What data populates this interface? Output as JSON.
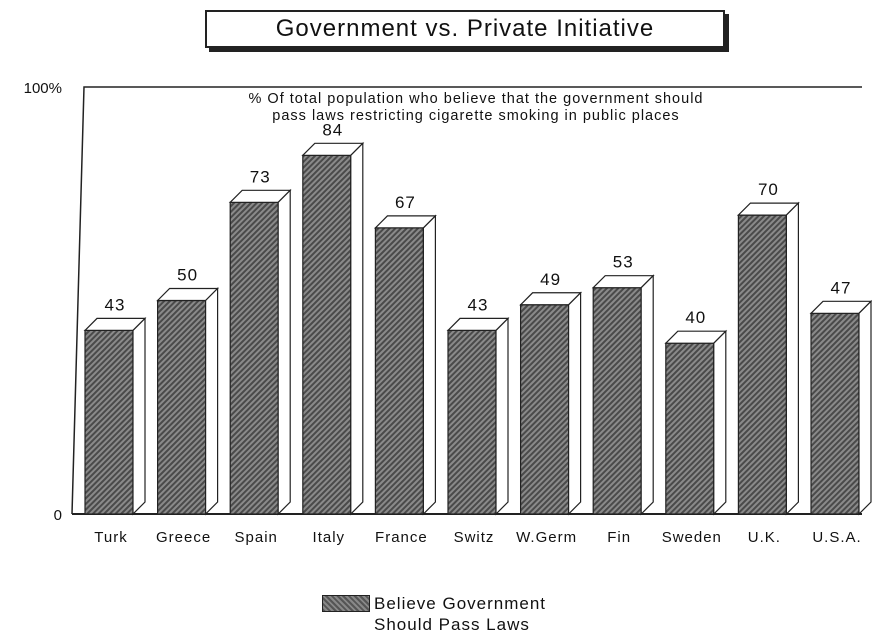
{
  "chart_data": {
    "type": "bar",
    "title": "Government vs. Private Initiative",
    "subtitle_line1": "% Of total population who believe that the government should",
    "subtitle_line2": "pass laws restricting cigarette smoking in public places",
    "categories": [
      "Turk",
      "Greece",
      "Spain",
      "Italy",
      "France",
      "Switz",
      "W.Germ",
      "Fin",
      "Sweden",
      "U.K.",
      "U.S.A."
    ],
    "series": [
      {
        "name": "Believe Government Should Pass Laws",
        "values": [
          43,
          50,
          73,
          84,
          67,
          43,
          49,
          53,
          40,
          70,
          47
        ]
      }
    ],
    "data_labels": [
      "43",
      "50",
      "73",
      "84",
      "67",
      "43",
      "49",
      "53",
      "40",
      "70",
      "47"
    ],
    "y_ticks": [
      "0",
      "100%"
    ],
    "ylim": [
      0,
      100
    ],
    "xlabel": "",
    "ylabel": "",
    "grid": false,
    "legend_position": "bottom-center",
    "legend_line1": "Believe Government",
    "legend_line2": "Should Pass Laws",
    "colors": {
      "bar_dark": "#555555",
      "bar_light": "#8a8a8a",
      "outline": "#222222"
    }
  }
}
++++
AIM =
Quote every record above exactly, leaving out the pictures.

SOLUTION TO THE PROBLEM =
What data populates this interface? Output as JSON.
{
  "chart_data": {
    "type": "bar",
    "title": "Government vs. Private Initiative",
    "subtitle_line1": "% Of total population who believe that the government should",
    "subtitle_line2": "pass laws restricting cigarette smoking in public places",
    "categories": [
      "Turk",
      "Greece",
      "Spain",
      "Italy",
      "France",
      "Switz",
      "W.Germ",
      "Fin",
      "Sweden",
      "U.K.",
      "U.S.A."
    ],
    "series": [
      {
        "name": "Believe Government Should Pass Laws",
        "values": [
          43,
          50,
          73,
          84,
          67,
          43,
          49,
          53,
          40,
          70,
          47
        ]
      }
    ],
    "data_labels": [
      "43",
      "50",
      "73",
      "84",
      "67",
      "43",
      "49",
      "53",
      "40",
      "70",
      "47"
    ],
    "y_ticks": [
      "0",
      "100%"
    ],
    "ylim": [
      0,
      100
    ],
    "xlabel": "",
    "ylabel": "",
    "grid": false,
    "legend_position": "bottom-center",
    "legend_line1": "Believe Government",
    "legend_line2": "Should Pass Laws",
    "colors": {
      "bar_dark": "#555555",
      "bar_light": "#8a8a8a",
      "outline": "#222222"
    }
  }
}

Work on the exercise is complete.